### [WRITTEN TASK]
Filter the data for lines with the word "АКВА", then copy every line so identified.

☆ ☆ ☆ ☆

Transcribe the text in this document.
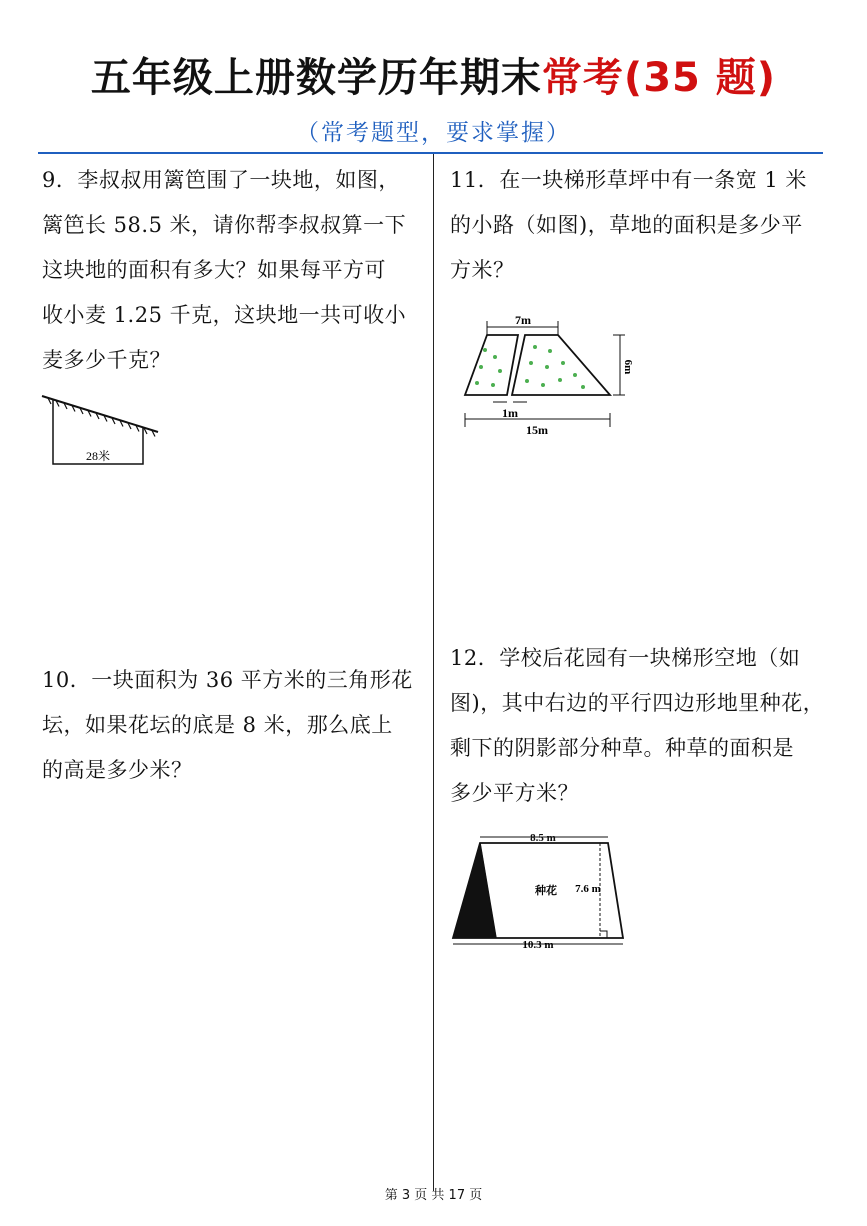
五年级上册数学历年期末常考(35 题)
（常考题型，要求掌握）

9．李叔叔用篱笆围了一块地，如图，

篱笆长 58.5 米，请你帮李叔叔算一下

这块地的面积有多大？如果每平方可

收小麦 1.25 千克，这块地一共可收小

麦多少千克？

28米

10．一块面积为 36 平方米的三角形花

坛，如果花坛的底是 8 米，那么底上

的高是多少米？

11．在一块梯形草坪中有一条宽 1 米

的小路（如图)，草地的面积是多少平

方米？

7m
6m
1m
15m

12．学校后花园有一块梯形空地（如

图)，其中右边的平行四边形地里种花，

剩下的阴影部分种草。种草的面积是

多少平方米？

8.5 m
种花 7.6 m
10.3 m
第 3 页 共 17 页
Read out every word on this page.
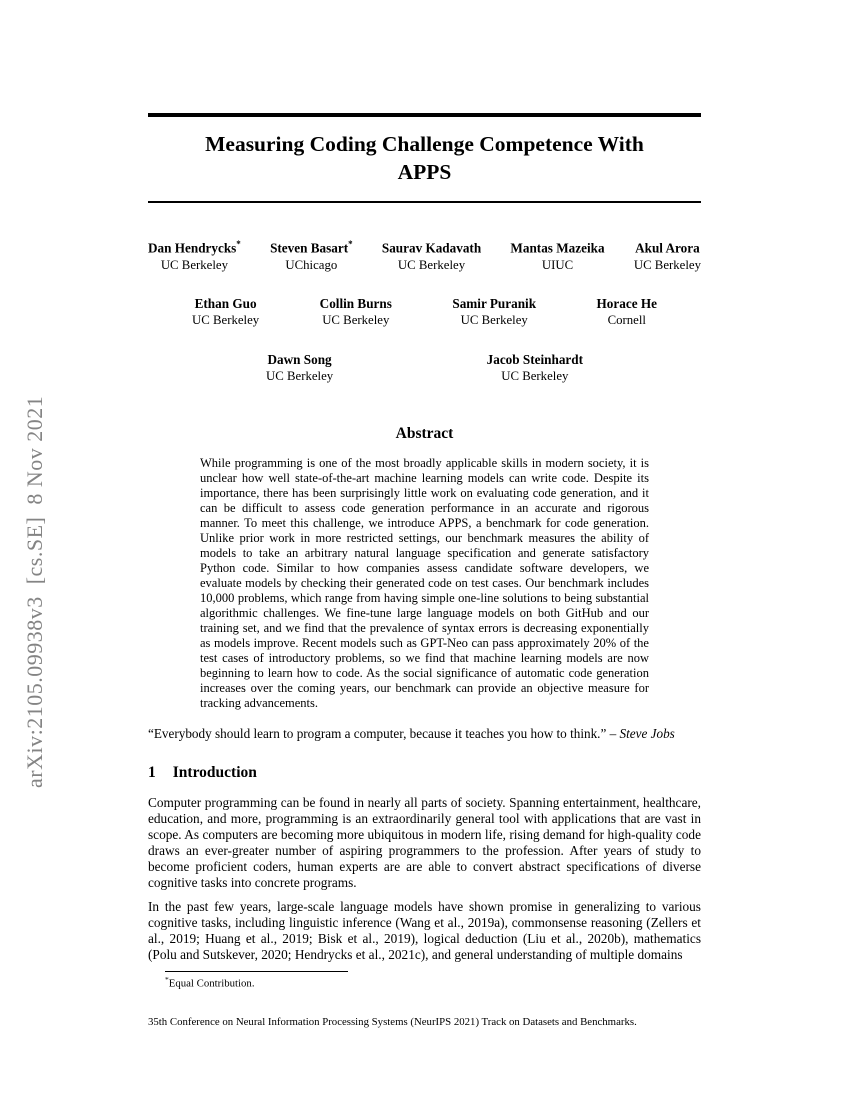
arXiv:2105.09938v3  [cs.SE]  8 Nov 2021
Measuring Coding Challenge Competence With
APPS
Dan Hendrycks*
UC Berkeley
Steven Basart*
UChicago
Saurav Kadavath
UC Berkeley
Mantas Mazeika
UIUC
Akul Arora
UC Berkeley
Ethan Guo
UC Berkeley
Collin Burns
UC Berkeley
Samir Puranik
UC Berkeley
Horace He
Cornell
Dawn Song
UC Berkeley
Jacob Steinhardt
UC Berkeley
Abstract
While programming is one of the most broadly applicable skills in modern society, it is unclear how well state-of-the-art machine learning models can write code. Despite its importance, there has been surprisingly little work on evaluating code generation, and it can be difficult to assess code generation performance in an accurate and rigorous manner. To meet this challenge, we introduce APPS, a benchmark for code generation. Unlike prior work in more restricted settings, our benchmark measures the ability of models to take an arbitrary natural language specification and generate satisfactory Python code. Similar to how companies assess candidate software developers, we evaluate models by checking their generated code on test cases. Our benchmark includes 10,000 problems, which range from having simple one-line solutions to being substantial algorithmic challenges. We fine-tune large language models on both GitHub and our training set, and we find that the prevalence of syntax errors is decreasing exponentially as models improve. Recent models such as GPT-Neo can pass approximately 20% of the test cases of introductory problems, so we find that machine learning models are now beginning to learn how to code. As the social significance of automatic code generation increases over the coming years, our benchmark can provide an objective measure for tracking advancements.
“Everybody should learn to program a computer, because it teaches you how to think.” – Steve Jobs
1 Introduction
Computer programming can be found in nearly all parts of society. Spanning entertainment, healthcare, education, and more, programming is an extraordinarily general tool with applications that are vast in scope. As computers are becoming more ubiquitous in modern life, rising demand for high-quality code draws an ever-greater number of aspiring programmers to the profession. After years of study to become proficient coders, human experts are are able to convert abstract specifications of diverse cognitive tasks into concrete programs.
In the past few years, large-scale language models have shown promise in generalizing to various cognitive tasks, including linguistic inference (Wang et al., 2019a), commonsense reasoning (Zellers et al., 2019; Huang et al., 2019; Bisk et al., 2019), logical deduction (Liu et al., 2020b), mathematics (Polu and Sutskever, 2020; Hendrycks et al., 2021c), and general understanding of multiple domains
*Equal Contribution.
35th Conference on Neural Information Processing Systems (NeurIPS 2021) Track on Datasets and Benchmarks.
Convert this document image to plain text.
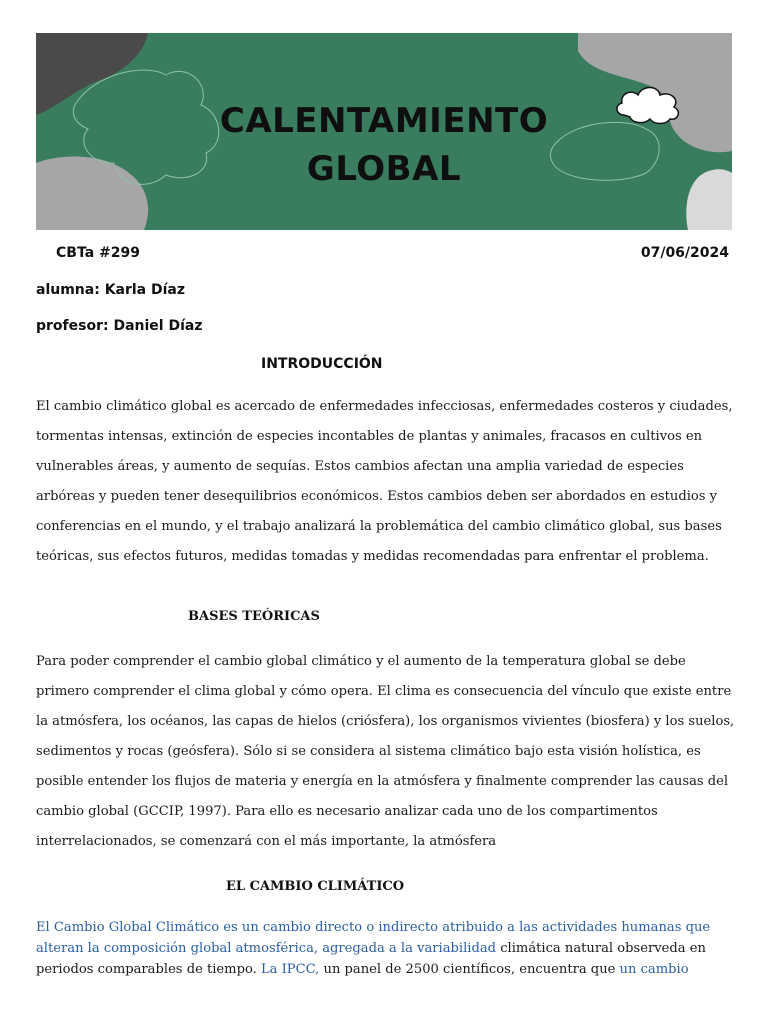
CALENTAMIENTO
GLOBAL
CBTa #299	07/06/2024
alumna: Karla Díaz
profesor: Daniel Díaz
INTRODUCCIÓN

El cambio climático global es acercado de enfermedades infecciosas, enfermedades costeros y ciudades, tormentas intensas, extinción de especies incontables de plantas y animales, fracasos en cultivos en vulnerables áreas, y aumento de sequías. Estos cambios afectan una amplia variedad de especies arbóreas y pueden tener desequilibrios económicos. Estos cambios deben ser abordados en estudios y conferencias en el mundo, y el trabajo analizará la problemática del cambio climático global, sus bases teóricas, sus efectos futuros, medidas tomadas y medidas recomendadas para enfrentar el problema.

BASES TEÓRICAS

Para poder comprender el cambio global climático y el aumento de la temperatura global se debe primero comprender el clima global y cómo opera. El clima es consecuencia del vínculo que existe entre la atmósfera, los océanos, las capas de hielos (criósfera), los organismos vivientes (biosfera) y los suelos, sedimentos y rocas (geósfera). Sólo si se considera al sistema climático bajo esta visión holística, es posible entender los flujos de materia y energía en la atmósfera y finalmente comprender las causas del cambio global (GCCIP, 1997). Para ello es necesario analizar cada uno de los compartimentos interrelacionados, se comenzará con el más importante, la atmósfera

EL CAMBIO CLIMÁTICO

El Cambio Global Climático es un cambio directo o indirecto atribuido a las actividades humanas que alteran la composición global atmosférica, agregada a la variabilidad climática natural observeda en periodos comparables de tiempo. La IPCC, un panel de 2500 científicos, encuentra que un cambio
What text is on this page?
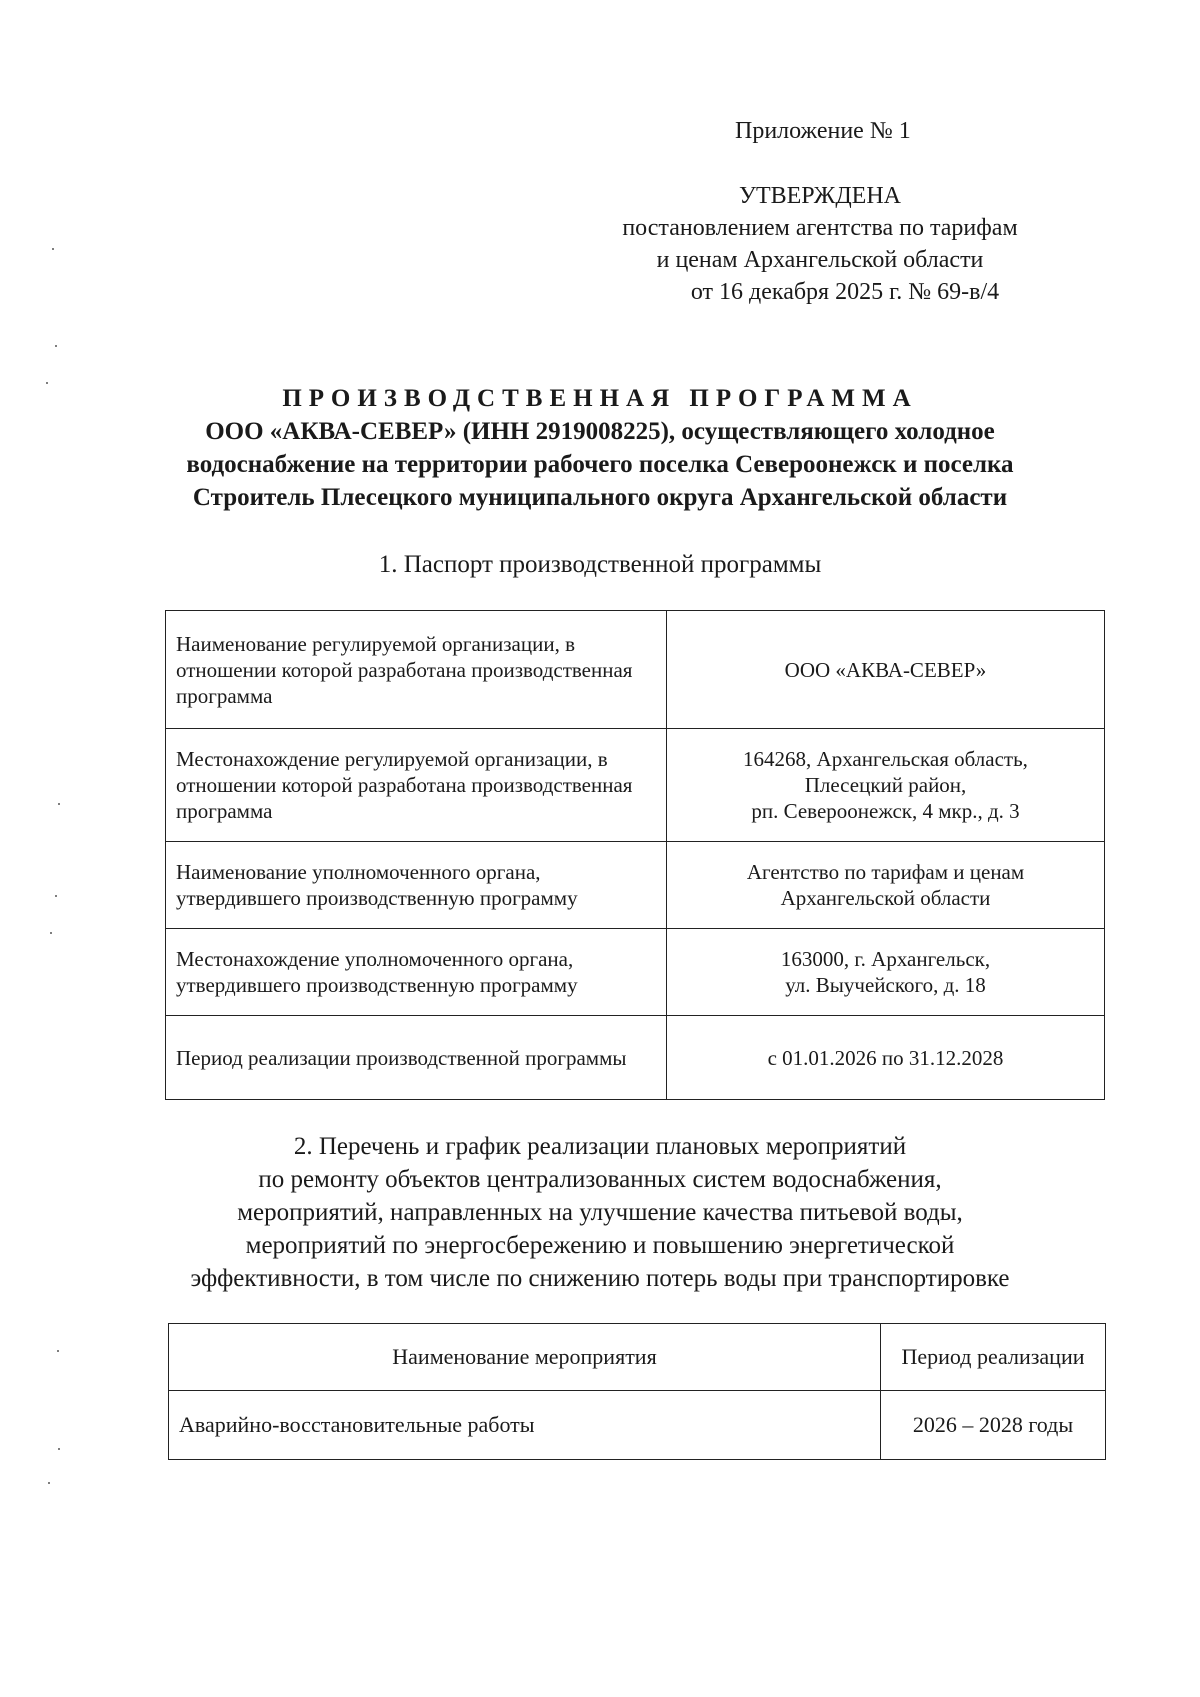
Приложение № 1
УТВЕРЖДЕНА
постановлением агентства по тарифам
и ценам Архангельской области
от 16 декабря 2025 г. № 69-в/4
ПРОИЗВОДСТВЕННАЯ ПРОГРАММА
ООО «АКВА-СЕВЕР» (ИНН 2919008225), осуществляющего холодное
водоснабжение на территории рабочего поселка Североонежск и поселка
Строитель Плесецкого муниципального округа Архангельской области
1. Паспорт производственной программы
Наименование регулируемой организации, в отношении которой разработана производственная программа	ООО «АКВА-СЕВЕР»
Местонахождение регулируемой организации, в отношении которой разработана производственная программа	164268, Архангельская область,
Плесецкий район,
рп. Североонежск, 4 мкр., д. 3

Наименование уполномоченного органа, утвердившего производственную программу	Агентство по тарифам и ценам
Архангельской области

Местонахождение уполномоченного органа, утвердившего производственную программу	163000, г. Архангельск,
ул. Выучейского, д. 18

Период реализации производственной программы	с 01.01.2026 по 31.12.2028
2. Перечень и график реализации плановых мероприятий
по ремонту объектов централизованных систем водоснабжения,
мероприятий, направленных на улучшение качества питьевой воды,
мероприятий по энергосбережению и повышению энергетической
эффективности, в том числе по снижению потерь воды при транспортировке
Наименование мероприятия	Период реализации
Аварийно-восстановительные работы	2026 – 2028 годы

☆ ☆ ☆ ☆

### [WRITTEN SOLUTION]
ООО «АКВА-СЕВЕР» (ИНН 2919008225), осуществляющего холодное
Наименование регулируемой организации, в отношении которой разработана производственная программа	ООО «АКВА-СЕВЕР»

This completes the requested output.